→ **YOUR OBJECTIVE**
All the entries need to be quoted exactly, apart from the pictures, which you should drop.

━━━━━━━━━━━━━━━━━━━━━━━━━━━━━━

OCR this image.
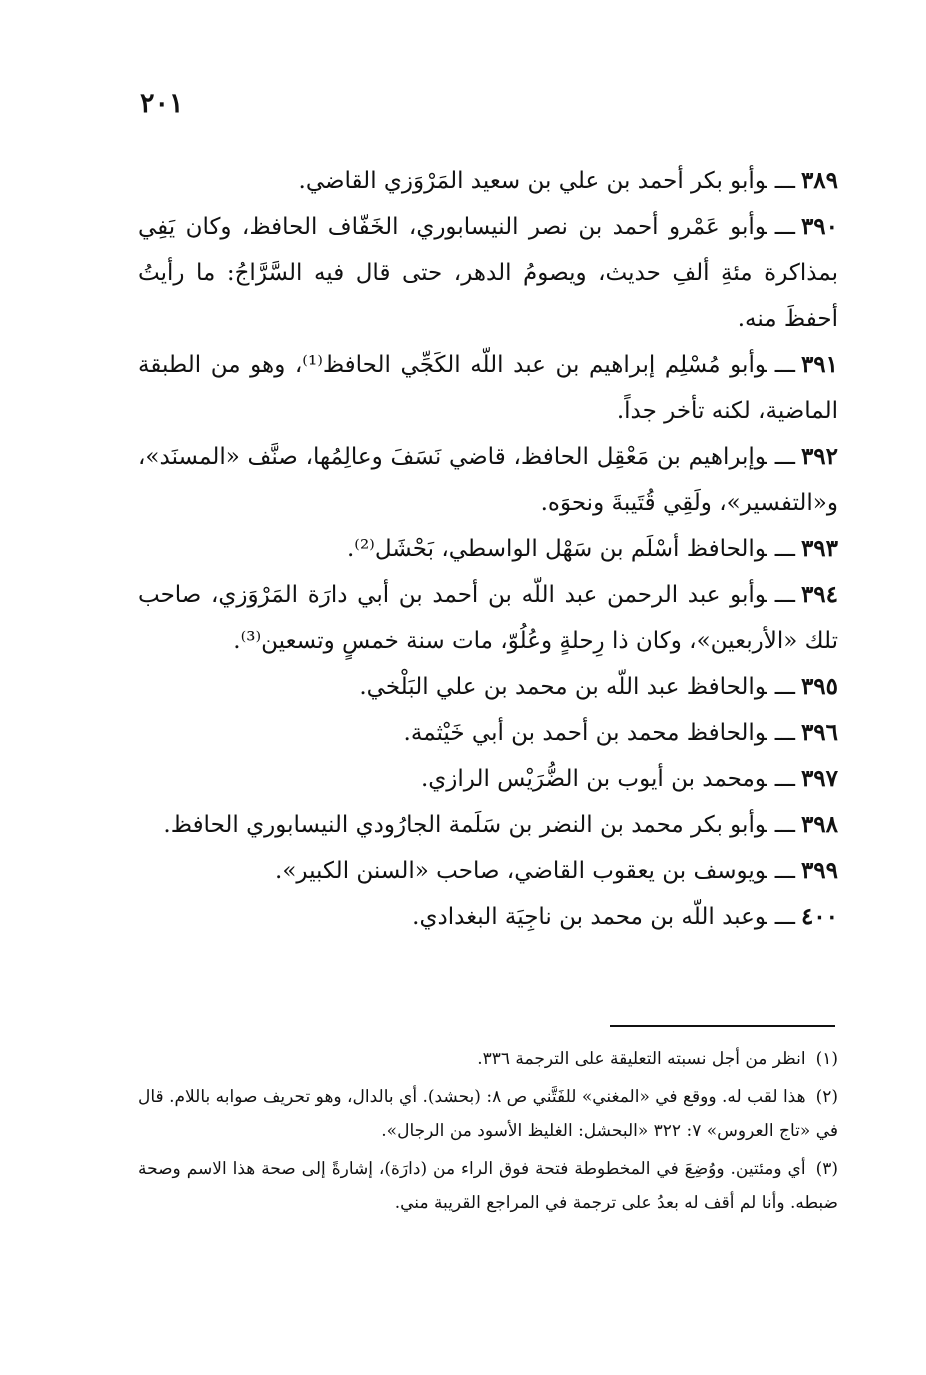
٢٠١

٣٨٩ـــوأبو بكر أحمد بن علي بن سعيد المَرْوَزي القاضي.

٣٩٠ـــوأبو عَمْرو أحمد بن نصر النيسابوري، الخَفّاف الحافظ، وكان يَفِي بمذاكرة مئةِ ألفِ حديث، ويصومُ الدهر، حتى قال فيه السَّرَّاجُ: ما رأيتُ أحفظَ منه.

٣٩١ـــوأبو مُسْلِم إبراهيم بن عبد اللّه الكَجِّي الحافظ⁽¹⁾، وهو من الطبقة الماضية، لكنه تأخر جداً.

٣٩٢ـــوإبراهيم بن مَعْقِل الحافظ، قاضي نَسَفَ وعالِمُها، صنَّف «المسنَد»، و«التفسير»، ولَقِي قُتَيبةَ ونحوَه.

٣٩٣ـــوالحافظ أسْلَم بن سَهْل الواسطي، بَحْشَل⁽²⁾.

٣٩٤ـــوأبو عبد الرحمن عبد اللّه بن أحمد بن أبي دارَة المَرْوَزي، صاحب تلك «الأربعين»، وكان ذا رِحلةٍ وعُلُوّ، مات سنة خمسٍ وتسعين⁽³⁾.

٣٩٥ـــوالحافظ عبد اللّه بن محمد بن علي البَلْخي.

٣٩٦ـــوالحافظ محمد بن أحمد بن أبي خَيْثمة.

٣٩٧ـــومحمد بن أيوب بن الضُّرَيْس الرازي.

٣٩٨ـــوأبو بكر محمد بن النضر بن سَلَمة الجارُودي النيسابوري الحافظ.

٣٩٩ـــويوسف بن يعقوب القاضي، صاحب «السنن الكبير».

٤٠٠ـــوعبد اللّه بن محمد بن ناجِيَة البغدادي.

(١)انظر من أجل نسبته التعليقة على الترجمة ٣٣٦.

(٢)هذا لقب له. ووقع في «المغني» للفَتَّني ص ٨: (بحشد). أي بالدال، وهو تحريف صوابه باللام. قال في «تاج العروس» ٧: ٣٢٢ «البحشل: الغليظ الأسود من الرجال».

(٣)أي ومئتين. ووُضِعَ في المخطوطة فتحة فوق الراء من (دارَة)، إشارةً إلى صحة هذا الاسم وصحة ضبطه. وأنا لم أقف له بعدُ على ترجمة في المراجع القريبة مني.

━━━━━━━━━━━━━━━━━━━━━━━━━━━━━━

→ **RESULT OF THIS EXERCISE**
OCR this image.
٢٠١

٣٨٩ـــوأبو بكر أحمد بن علي بن سعيد المَرْوَزي القاضي.

٣٩٠ـــوأبو عَمْرو أحمد بن نصر النيسابوري، الخَفّاف الحافظ، وكان يَفِي بمذاكرة مئةِ ألفِ حديث، ويصومُ الدهر، حتى قال فيه السَّرَّاجُ: ما رأيتُ أحفظَ منه.

٣٩١ـــوأبو مُسْلِم إبراهيم بن عبد اللّه الكَجِّي الحافظ⁽¹⁾، وهو من الطبقة الماضية، لكنه تأخر جداً.

٣٩٢ـــوإبراهيم بن مَعْقِل الحافظ، قاضي نَسَفَ وعالِمُها، صنَّف «المسنَد»، و«التفسير»، ولَقِي قُتَيبةَ ونحوَه.

٣٩٣ـــوالحافظ أسْلَم بن سَهْل الواسطي، بَحْشَل⁽²⁾.

٣٩٤ـــوأبو عبد الرحمن عبد اللّه بن أحمد بن أبي دارَة المَرْوَزي، صاحب تلك «الأربعين»، وكان ذا رِحلةٍ وعُلُوّ، مات سنة خمسٍ وتسعين⁽³⁾.

٣٩٥ـــوالحافظ عبد اللّه بن محمد بن علي البَلْخي.

٣٩٦ـــوالحافظ محمد بن أحمد بن أبي خَيْثمة.

٣٩٧ـــومحمد بن أيوب بن الضُّرَيْس الرازي.

٣٩٨ـــوأبو بكر محمد بن النضر بن سَلَمة الجارُودي النيسابوري الحافظ.

٣٩٩ـــويوسف بن يعقوب القاضي، صاحب «السنن الكبير».

٤٠٠ـــوعبد اللّه بن محمد بن ناجِيَة البغدادي.

(١)انظر من أجل نسبته التعليقة على الترجمة ٣٣٦.

(٢)هذا لقب له. ووقع في «المغني» للفَتَّني ص ٨: (بحشد). أي بالدال، وهو تحريف صوابه باللام. قال في «تاج العروس» ٧: ٣٢٢ «البحشل: الغليظ الأسود من الرجال».

(٣)أي ومئتين. ووُضِعَ في المخطوطة فتحة فوق الراء من (دارَة)، إشارةً إلى صحة هذا الاسم وصحة ضبطه. وأنا لم أقف له بعدُ على ترجمة في المراجع القريبة مني.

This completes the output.